[Start]
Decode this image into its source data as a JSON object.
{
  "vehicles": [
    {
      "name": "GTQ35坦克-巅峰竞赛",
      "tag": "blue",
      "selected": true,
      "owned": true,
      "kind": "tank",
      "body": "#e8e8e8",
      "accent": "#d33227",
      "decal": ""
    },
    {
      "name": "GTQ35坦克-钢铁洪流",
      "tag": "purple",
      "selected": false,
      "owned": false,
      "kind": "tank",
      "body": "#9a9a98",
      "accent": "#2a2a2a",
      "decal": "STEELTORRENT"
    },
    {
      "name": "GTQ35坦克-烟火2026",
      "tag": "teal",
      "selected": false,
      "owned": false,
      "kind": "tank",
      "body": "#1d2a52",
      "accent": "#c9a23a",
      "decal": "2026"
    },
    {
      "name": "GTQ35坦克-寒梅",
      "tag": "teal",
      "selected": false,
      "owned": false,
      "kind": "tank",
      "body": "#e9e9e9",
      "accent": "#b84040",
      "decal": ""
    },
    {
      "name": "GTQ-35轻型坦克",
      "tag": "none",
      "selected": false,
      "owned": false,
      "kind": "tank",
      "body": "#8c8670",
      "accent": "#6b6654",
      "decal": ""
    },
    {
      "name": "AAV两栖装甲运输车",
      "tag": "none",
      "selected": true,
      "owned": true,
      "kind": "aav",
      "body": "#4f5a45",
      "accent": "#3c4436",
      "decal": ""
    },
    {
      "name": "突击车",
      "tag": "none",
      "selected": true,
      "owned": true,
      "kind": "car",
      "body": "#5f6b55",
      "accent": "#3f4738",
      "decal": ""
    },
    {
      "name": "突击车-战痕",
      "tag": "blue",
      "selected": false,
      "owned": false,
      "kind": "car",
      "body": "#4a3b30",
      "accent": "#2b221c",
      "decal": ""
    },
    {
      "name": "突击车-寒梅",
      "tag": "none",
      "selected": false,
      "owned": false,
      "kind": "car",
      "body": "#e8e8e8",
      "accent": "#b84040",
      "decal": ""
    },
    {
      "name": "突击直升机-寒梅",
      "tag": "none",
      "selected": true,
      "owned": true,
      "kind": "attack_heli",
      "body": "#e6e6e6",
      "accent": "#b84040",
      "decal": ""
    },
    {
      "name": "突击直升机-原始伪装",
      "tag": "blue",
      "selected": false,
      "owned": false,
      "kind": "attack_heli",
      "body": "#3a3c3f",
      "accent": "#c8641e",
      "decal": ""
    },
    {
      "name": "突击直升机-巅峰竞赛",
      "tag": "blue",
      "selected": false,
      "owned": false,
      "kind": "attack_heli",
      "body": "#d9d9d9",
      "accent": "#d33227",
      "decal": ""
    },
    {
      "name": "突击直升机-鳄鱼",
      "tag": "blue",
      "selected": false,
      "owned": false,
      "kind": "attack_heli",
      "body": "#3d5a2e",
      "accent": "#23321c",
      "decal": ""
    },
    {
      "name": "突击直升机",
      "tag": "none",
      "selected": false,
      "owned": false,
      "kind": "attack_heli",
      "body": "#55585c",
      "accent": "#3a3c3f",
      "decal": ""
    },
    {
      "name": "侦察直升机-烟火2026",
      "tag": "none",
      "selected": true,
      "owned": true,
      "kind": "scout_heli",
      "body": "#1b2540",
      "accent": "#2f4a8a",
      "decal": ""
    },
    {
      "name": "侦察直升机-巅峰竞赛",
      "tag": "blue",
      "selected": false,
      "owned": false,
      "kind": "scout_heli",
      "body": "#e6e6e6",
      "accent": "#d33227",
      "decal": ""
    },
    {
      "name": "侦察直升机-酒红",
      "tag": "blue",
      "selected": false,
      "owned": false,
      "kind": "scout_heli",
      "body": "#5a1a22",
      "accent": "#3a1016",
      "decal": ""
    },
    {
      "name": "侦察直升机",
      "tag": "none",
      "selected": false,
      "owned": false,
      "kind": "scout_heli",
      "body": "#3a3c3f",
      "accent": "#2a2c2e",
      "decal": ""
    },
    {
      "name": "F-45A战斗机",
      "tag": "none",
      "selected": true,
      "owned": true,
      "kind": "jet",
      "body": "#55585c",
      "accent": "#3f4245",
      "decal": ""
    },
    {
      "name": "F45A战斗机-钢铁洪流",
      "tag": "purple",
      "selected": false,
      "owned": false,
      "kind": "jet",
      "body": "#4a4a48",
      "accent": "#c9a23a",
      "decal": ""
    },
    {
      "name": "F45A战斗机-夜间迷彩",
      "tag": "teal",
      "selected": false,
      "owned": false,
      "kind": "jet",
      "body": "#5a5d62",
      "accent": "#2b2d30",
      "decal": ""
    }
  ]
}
[End]
Given task: Make an exact copy of the records.

Solution for this problem:
Decode this image into its source data as a JSON object.
{
  "vehicles": [
    {
      "name": "GTQ35坦克-巅峰竞赛",
      "tag": "blue",
      "selected": true,
      "owned": true,
      "kind": "tank",
      "body": "#e8e8e8",
      "accent": "#d33227",
      "decal": ""
    },
    {
      "name": "GTQ35坦克-钢铁洪流",
      "tag": "purple",
      "selected": false,
      "owned": false,
      "kind": "tank",
      "body": "#9a9a98",
      "accent": "#2a2a2a",
      "decal": "STEELTORRENT"
    },
    {
      "name": "GTQ35坦克-烟火2026",
      "tag": "teal",
      "selected": false,
      "owned": false,
      "kind": "tank",
      "body": "#1d2a52",
      "accent": "#c9a23a",
      "decal": "2026"
    },
    {
      "name": "GTQ35坦克-寒梅",
      "tag": "teal",
      "selected": false,
      "owned": false,
      "kind": "tank",
      "body": "#e9e9e9",
      "accent": "#b84040",
      "decal": ""
    },
    {
      "name": "GTQ-35轻型坦克",
      "tag": "none",
      "selected": false,
      "owned": false,
      "kind": "tank",
      "body": "#8c8670",
      "accent": "#6b6654",
      "decal": ""
    },
    {
      "name": "AAV两栖装甲运输车",
      "tag": "none",
      "selected": true,
      "owned": true,
      "kind": "aav",
      "body": "#4f5a45",
      "accent": "#3c4436",
      "decal": ""
    },
    {
      "name": "突击车",
      "tag": "none",
      "selected": true,
      "owned": true,
      "kind": "car",
      "body": "#5f6b55",
      "accent": "#3f4738",
      "decal": ""
    },
    {
      "name": "突击车-战痕",
      "tag": "blue",
      "selected": false,
      "owned": false,
      "kind": "car",
      "body": "#4a3b30",
      "accent": "#2b221c",
      "decal": ""
    },
    {
      "name": "突击车-寒梅",
      "tag": "none",
      "selected": false,
      "owned": false,
      "kind": "car",
      "body": "#e8e8e8",
      "accent": "#b84040",
      "decal": ""
    },
    {
      "name": "突击直升机-寒梅",
      "tag": "none",
      "selected": true,
      "owned": true,
      "kind": "attack_heli",
      "body": "#e6e6e6",
      "accent": "#b84040",
      "decal": ""
    },
    {
      "name": "突击直升机-原始伪装",
      "tag": "blue",
      "selected": false,
      "owned": false,
      "kind": "attack_heli",
      "body": "#3a3c3f",
      "accent": "#c8641e",
      "decal": ""
    },
    {
      "name": "突击直升机-巅峰竞赛",
      "tag": "blue",
      "selected": false,
      "owned": false,
      "kind": "attack_heli",
      "body": "#d9d9d9",
      "accent": "#d33227",
      "decal": ""
    },
    {
      "name": "突击直升机-鳄鱼",
      "tag": "blue",
      "selected": false,
      "owned": false,
      "kind": "attack_heli",
      "body": "#3d5a2e",
      "accent": "#23321c",
      "decal": ""
    },
    {
      "name": "突击直升机",
      "tag": "none",
      "selected": false,
      "owned": false,
      "kind": "attack_heli",
      "body": "#55585c",
      "accent": "#3a3c3f",
      "decal": ""
    },
    {
      "name": "侦察直升机-烟火2026",
      "tag": "none",
      "selected": true,
      "owned": true,
      "kind": "scout_heli",
      "body": "#1b2540",
      "accent": "#2f4a8a",
      "decal": ""
    },
    {
      "name": "侦察直升机-巅峰竞赛",
      "tag": "blue",
      "selected": false,
      "owned": false,
      "kind": "scout_heli",
      "body": "#e6e6e6",
      "accent": "#d33227",
      "decal": ""
    },
    {
      "name": "侦察直升机-酒红",
      "tag": "blue",
      "selected": false,
      "owned": false,
      "kind": "scout_heli",
      "body": "#5a1a22",
      "accent": "#3a1016",
      "decal": ""
    },
    {
      "name": "侦察直升机",
      "tag": "none",
      "selected": false,
      "owned": false,
      "kind": "scout_heli",
      "body": "#3a3c3f",
      "accent": "#2a2c2e",
      "decal": ""
    },
    {
      "name": "F-45A战斗机",
      "tag": "none",
      "selected": true,
      "owned": true,
      "kind": "jet",
      "body": "#55585c",
      "accent": "#3f4245",
      "decal": ""
    },
    {
      "name": "F45A战斗机-钢铁洪流",
      "tag": "purple",
      "selected": false,
      "owned": false,
      "kind": "jet",
      "body": "#4a4a48",
      "accent": "#c9a23a",
      "decal": ""
    },
    {
      "name": "F45A战斗机-夜间迷彩",
      "tag": "teal",
      "selected": false,
      "owned": false,
      "kind": "jet",
      "body": "#5a5d62",
      "accent": "#2b2d30",
      "decal": ""
    }
  ]
}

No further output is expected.